## Goal
Count up the lines in the following listing that hold the word "many", then give only that count.

## Given data
^^^^^^^^^^^^^^^^

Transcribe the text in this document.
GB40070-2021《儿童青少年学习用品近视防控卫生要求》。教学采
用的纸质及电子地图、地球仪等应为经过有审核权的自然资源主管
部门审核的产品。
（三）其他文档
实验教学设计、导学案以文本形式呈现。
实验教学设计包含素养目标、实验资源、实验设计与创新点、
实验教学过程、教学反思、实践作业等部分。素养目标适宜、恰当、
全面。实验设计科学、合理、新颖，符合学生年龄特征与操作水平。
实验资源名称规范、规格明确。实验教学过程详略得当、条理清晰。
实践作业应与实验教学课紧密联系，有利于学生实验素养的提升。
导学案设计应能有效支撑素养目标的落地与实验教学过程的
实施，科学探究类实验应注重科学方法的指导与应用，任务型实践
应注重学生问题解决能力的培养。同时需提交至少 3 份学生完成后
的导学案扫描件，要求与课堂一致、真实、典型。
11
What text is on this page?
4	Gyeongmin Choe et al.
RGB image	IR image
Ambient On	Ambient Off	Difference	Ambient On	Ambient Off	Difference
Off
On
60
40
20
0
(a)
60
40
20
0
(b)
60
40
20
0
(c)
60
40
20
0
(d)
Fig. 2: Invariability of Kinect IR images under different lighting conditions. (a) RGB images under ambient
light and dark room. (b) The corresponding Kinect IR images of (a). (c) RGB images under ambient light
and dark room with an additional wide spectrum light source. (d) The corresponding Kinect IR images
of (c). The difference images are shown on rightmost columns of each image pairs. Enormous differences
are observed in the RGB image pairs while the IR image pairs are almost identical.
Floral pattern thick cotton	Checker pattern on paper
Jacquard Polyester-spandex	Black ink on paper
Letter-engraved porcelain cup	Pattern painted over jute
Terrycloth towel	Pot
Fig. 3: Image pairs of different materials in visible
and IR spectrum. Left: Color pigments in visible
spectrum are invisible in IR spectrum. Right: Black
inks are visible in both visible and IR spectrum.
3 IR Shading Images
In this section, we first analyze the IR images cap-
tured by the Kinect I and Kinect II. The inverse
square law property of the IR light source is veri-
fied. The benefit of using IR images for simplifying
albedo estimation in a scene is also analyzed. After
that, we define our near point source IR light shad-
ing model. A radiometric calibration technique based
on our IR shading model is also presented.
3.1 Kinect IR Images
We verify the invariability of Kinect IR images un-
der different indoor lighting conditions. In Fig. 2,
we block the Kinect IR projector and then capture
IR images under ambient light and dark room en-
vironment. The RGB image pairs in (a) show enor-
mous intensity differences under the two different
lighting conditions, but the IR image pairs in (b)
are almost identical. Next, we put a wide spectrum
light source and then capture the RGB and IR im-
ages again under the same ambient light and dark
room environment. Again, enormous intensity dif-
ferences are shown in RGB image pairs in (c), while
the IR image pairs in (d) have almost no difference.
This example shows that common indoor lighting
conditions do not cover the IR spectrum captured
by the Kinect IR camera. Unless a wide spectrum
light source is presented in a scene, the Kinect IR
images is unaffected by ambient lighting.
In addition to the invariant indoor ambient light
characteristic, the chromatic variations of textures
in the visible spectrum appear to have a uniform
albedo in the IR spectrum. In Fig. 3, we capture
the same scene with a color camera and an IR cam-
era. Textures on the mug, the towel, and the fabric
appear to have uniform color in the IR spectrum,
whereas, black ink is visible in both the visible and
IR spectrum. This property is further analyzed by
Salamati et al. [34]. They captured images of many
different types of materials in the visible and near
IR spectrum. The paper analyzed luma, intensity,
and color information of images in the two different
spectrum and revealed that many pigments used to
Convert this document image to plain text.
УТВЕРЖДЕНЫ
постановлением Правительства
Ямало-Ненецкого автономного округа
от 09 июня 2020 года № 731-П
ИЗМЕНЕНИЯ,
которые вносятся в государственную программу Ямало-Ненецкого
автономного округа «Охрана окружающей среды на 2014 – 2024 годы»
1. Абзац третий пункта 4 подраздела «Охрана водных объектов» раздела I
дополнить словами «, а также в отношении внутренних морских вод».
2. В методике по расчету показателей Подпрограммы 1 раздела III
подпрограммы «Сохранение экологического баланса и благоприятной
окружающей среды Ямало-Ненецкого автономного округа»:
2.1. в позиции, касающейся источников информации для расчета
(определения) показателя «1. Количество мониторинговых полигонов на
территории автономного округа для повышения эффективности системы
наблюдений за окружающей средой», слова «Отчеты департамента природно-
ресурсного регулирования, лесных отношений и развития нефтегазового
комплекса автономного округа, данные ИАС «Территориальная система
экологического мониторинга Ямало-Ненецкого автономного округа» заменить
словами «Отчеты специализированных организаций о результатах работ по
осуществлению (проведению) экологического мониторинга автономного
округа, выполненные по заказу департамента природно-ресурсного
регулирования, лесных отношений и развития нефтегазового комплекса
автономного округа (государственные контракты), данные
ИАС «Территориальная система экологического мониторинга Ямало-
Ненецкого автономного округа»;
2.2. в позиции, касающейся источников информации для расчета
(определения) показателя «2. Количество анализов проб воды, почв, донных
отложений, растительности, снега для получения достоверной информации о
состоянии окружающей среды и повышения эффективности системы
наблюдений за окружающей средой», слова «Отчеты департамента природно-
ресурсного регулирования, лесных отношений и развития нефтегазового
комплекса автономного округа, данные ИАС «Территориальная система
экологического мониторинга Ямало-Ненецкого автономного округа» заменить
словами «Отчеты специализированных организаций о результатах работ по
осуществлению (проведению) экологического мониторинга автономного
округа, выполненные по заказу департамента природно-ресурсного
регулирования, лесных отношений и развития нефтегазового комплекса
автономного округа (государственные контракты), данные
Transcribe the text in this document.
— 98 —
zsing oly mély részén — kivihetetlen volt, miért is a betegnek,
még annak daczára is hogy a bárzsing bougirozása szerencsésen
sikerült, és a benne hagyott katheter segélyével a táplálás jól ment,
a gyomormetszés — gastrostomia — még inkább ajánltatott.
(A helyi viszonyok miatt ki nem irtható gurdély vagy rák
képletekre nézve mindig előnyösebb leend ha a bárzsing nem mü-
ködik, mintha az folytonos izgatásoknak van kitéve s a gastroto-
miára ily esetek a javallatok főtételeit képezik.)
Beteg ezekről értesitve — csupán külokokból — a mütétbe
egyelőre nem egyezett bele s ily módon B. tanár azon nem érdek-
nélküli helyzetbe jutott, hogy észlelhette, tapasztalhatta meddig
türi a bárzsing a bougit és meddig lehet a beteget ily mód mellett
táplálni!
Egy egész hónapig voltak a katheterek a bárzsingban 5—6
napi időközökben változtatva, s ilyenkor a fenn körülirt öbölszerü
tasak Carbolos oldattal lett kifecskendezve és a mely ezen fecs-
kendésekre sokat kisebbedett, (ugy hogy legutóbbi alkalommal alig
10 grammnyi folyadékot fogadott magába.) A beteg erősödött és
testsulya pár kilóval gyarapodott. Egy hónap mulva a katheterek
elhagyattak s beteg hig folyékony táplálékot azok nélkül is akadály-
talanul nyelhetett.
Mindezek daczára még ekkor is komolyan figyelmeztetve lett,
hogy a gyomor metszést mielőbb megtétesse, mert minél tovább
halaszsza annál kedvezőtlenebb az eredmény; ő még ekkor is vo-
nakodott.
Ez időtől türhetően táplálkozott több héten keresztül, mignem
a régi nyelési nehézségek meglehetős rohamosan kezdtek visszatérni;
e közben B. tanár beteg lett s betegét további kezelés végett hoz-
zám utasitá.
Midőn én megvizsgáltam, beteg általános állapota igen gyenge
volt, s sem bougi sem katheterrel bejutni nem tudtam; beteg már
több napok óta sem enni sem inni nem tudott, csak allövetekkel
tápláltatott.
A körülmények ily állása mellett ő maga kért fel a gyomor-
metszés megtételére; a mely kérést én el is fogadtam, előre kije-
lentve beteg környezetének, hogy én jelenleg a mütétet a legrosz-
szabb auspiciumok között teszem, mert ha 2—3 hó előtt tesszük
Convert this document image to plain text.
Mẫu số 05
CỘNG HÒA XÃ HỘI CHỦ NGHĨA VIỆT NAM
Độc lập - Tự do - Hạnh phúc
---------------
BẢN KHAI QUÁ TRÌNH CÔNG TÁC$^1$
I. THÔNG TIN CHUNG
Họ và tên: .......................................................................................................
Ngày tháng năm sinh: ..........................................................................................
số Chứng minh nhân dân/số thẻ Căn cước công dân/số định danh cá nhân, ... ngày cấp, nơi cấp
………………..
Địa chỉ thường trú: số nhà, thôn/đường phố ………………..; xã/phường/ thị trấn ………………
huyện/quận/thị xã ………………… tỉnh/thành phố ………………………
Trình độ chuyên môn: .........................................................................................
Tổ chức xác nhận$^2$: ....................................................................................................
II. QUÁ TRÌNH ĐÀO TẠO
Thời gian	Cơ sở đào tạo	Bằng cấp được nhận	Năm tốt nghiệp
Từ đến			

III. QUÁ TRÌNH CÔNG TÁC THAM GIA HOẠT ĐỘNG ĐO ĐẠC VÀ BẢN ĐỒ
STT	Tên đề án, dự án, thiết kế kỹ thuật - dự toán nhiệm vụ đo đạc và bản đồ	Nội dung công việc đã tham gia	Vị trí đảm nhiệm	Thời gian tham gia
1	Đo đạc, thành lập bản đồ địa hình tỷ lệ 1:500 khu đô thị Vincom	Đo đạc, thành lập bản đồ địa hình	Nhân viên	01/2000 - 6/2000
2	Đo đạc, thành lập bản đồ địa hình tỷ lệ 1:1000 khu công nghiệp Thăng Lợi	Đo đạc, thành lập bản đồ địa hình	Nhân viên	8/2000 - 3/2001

^^^^^^^^^^^^^^^^

## The result
2